Exercise goal
Where does the word "text" occur in the entries below? Copy every line that has it.
===== Supplied records =====
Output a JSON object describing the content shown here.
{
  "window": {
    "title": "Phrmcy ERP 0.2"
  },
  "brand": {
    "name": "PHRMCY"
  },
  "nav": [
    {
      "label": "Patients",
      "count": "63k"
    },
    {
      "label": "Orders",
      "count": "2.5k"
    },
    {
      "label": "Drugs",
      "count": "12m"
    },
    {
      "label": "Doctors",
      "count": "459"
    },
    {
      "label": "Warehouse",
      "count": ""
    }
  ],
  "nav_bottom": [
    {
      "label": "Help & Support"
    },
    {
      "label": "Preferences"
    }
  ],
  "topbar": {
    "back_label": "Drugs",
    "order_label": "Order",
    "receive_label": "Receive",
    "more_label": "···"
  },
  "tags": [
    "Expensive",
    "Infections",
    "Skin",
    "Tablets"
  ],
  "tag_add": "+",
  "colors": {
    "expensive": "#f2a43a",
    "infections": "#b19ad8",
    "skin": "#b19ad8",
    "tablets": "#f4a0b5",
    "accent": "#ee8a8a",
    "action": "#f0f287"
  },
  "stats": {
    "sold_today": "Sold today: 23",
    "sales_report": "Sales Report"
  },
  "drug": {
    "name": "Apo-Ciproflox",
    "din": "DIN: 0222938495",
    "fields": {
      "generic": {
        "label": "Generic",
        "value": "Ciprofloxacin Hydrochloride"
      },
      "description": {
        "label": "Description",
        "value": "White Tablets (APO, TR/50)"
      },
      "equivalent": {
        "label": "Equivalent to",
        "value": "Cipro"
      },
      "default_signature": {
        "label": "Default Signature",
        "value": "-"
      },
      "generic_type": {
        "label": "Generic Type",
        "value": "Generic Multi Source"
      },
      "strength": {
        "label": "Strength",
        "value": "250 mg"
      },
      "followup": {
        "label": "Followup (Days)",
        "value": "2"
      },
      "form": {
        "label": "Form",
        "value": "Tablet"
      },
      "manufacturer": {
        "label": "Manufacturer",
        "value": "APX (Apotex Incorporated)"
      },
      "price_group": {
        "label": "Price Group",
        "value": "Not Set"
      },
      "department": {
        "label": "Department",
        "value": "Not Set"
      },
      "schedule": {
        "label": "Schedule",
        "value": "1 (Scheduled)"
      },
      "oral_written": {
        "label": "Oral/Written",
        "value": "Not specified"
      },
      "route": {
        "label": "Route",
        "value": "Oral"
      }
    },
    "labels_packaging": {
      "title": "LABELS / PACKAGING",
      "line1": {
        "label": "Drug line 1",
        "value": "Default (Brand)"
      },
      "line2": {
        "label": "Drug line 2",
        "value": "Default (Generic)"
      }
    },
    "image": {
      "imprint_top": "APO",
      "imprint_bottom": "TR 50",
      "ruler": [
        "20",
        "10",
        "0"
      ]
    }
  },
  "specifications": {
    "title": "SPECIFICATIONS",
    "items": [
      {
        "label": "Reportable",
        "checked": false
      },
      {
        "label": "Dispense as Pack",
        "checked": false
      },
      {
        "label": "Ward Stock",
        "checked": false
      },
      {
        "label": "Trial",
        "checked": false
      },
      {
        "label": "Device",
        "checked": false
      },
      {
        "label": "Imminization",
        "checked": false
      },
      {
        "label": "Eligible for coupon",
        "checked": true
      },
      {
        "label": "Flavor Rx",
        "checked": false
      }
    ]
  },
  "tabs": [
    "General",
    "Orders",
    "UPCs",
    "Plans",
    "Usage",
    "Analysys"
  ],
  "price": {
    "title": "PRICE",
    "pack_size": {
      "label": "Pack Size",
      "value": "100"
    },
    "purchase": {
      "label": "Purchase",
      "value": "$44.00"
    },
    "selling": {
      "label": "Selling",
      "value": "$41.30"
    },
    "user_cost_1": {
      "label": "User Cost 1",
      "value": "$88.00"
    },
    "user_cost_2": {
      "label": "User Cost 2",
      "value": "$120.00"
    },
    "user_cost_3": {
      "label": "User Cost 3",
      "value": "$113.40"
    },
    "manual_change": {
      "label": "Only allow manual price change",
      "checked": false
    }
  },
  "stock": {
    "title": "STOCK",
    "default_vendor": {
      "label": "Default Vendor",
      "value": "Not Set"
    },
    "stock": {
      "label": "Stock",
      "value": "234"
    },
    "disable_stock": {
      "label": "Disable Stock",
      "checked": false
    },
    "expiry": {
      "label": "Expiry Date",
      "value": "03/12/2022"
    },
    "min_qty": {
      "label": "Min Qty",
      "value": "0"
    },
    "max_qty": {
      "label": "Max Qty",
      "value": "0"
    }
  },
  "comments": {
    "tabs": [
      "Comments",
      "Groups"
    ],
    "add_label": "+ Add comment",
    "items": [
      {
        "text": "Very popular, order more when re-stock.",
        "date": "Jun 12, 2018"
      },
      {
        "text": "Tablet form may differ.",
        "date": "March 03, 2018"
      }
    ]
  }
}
=====
Answer space
        "text": "Very popular, order more when re-stock.",
        "text": "Tablet form may differ.",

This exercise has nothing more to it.